-- start Stored data --

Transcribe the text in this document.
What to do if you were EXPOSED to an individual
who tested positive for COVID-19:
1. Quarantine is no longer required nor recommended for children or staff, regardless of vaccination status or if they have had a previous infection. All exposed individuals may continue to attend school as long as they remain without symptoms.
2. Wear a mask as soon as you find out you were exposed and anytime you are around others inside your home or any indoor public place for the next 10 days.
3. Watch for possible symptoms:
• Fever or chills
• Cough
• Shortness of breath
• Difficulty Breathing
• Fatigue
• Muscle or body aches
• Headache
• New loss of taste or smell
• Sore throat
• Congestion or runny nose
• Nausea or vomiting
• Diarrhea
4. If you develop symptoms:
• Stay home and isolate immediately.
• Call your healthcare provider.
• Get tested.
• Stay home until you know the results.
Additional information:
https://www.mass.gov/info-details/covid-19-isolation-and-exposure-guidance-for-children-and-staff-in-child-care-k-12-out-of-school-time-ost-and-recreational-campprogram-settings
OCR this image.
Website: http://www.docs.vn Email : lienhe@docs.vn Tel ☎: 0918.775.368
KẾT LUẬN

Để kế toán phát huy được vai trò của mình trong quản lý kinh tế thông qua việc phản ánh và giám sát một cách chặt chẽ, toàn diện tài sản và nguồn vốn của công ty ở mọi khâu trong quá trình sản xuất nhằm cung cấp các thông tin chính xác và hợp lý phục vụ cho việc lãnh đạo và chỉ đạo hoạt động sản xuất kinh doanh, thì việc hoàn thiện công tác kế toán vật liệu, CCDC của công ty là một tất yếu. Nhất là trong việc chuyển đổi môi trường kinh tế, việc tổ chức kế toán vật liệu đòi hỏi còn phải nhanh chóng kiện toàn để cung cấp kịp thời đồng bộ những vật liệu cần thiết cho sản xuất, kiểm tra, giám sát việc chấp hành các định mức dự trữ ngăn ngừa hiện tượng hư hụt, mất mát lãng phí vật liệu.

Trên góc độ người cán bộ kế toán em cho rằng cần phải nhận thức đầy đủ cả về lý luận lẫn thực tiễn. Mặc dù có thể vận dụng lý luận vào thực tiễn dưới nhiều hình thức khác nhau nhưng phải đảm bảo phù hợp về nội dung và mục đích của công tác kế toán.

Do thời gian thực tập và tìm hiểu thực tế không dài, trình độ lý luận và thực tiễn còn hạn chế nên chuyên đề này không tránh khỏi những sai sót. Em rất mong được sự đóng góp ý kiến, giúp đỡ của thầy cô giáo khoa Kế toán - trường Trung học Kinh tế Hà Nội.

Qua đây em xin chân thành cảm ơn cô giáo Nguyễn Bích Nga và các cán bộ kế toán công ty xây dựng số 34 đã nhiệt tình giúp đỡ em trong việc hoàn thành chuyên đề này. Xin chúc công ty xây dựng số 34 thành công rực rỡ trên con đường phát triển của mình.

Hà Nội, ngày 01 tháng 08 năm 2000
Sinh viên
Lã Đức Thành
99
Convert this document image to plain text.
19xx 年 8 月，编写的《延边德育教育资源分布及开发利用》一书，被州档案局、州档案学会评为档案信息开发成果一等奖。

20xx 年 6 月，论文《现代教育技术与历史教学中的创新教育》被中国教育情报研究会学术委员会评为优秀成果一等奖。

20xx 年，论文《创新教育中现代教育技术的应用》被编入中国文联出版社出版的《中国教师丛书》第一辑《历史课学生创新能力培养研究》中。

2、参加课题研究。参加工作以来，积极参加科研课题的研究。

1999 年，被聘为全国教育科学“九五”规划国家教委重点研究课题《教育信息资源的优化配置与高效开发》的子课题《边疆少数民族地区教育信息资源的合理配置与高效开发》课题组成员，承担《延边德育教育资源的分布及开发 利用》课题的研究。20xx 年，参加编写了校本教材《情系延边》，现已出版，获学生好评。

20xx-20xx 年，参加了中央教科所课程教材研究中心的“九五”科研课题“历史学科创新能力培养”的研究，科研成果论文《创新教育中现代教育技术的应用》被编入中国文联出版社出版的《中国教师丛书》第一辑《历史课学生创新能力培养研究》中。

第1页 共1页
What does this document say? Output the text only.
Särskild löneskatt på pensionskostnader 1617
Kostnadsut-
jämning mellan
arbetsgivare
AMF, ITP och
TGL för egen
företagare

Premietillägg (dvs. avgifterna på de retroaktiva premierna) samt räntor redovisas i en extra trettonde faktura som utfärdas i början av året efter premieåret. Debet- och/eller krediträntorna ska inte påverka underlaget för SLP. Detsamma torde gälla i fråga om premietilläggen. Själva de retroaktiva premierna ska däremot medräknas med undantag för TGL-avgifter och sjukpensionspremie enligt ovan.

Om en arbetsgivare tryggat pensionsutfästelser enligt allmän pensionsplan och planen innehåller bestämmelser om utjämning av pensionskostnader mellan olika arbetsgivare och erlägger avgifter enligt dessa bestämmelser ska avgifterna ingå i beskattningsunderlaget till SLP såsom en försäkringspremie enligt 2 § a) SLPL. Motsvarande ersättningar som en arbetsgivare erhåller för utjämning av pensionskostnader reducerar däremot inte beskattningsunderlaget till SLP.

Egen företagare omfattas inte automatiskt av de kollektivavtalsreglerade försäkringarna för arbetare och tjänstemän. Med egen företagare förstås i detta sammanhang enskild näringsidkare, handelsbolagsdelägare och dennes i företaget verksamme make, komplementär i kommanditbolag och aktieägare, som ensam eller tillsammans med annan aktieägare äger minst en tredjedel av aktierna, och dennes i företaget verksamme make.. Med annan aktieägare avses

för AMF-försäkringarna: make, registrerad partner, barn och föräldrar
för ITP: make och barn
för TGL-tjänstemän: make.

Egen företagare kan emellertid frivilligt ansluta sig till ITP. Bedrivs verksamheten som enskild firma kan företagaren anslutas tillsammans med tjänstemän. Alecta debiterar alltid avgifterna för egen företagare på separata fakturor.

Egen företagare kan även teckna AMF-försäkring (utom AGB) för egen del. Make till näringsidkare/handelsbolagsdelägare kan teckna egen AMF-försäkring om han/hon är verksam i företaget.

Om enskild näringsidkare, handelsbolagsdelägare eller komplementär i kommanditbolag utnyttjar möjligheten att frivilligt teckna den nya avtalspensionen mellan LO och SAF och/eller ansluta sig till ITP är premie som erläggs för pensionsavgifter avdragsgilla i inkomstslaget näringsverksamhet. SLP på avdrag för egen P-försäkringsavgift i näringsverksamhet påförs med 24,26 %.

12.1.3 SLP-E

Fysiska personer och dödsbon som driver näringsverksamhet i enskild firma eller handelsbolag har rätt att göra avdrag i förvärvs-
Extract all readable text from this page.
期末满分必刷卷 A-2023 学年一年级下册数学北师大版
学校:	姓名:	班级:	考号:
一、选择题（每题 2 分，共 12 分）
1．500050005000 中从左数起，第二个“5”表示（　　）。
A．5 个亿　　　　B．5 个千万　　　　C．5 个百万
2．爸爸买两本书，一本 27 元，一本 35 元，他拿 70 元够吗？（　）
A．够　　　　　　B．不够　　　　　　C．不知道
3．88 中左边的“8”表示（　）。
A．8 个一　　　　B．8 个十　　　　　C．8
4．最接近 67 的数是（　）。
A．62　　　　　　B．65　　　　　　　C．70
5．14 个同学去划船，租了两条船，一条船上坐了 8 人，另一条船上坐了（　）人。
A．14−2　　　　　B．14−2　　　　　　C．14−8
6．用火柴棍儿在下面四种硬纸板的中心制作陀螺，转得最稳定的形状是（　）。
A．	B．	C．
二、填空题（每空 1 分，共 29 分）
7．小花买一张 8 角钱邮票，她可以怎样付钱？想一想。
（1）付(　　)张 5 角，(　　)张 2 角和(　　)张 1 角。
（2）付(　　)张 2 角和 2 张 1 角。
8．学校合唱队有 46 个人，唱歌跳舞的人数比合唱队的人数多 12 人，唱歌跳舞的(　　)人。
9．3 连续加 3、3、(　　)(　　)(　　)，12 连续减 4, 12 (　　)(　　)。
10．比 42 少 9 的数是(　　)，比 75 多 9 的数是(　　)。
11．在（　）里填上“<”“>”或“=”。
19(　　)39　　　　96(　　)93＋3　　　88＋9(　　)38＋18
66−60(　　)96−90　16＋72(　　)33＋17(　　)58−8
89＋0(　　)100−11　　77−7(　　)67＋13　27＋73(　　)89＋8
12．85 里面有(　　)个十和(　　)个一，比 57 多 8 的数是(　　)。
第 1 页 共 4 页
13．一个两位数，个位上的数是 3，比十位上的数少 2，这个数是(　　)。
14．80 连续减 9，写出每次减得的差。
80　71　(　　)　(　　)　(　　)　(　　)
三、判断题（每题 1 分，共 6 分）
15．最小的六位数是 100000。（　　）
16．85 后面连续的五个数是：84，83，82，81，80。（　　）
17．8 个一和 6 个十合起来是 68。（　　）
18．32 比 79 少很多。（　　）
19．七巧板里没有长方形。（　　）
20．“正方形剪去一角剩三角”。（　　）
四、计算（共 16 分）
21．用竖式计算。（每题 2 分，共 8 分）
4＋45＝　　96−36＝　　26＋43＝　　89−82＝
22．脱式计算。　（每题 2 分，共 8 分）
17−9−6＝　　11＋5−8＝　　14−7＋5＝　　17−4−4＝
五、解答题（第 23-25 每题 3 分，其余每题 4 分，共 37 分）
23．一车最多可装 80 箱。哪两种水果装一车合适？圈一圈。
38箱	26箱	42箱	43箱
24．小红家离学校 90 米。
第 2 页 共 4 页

-- end Stored data --

Goal » Within the entries above, work out how many lines contain the word "giúp". The number alone is the answer.

Solution below » 2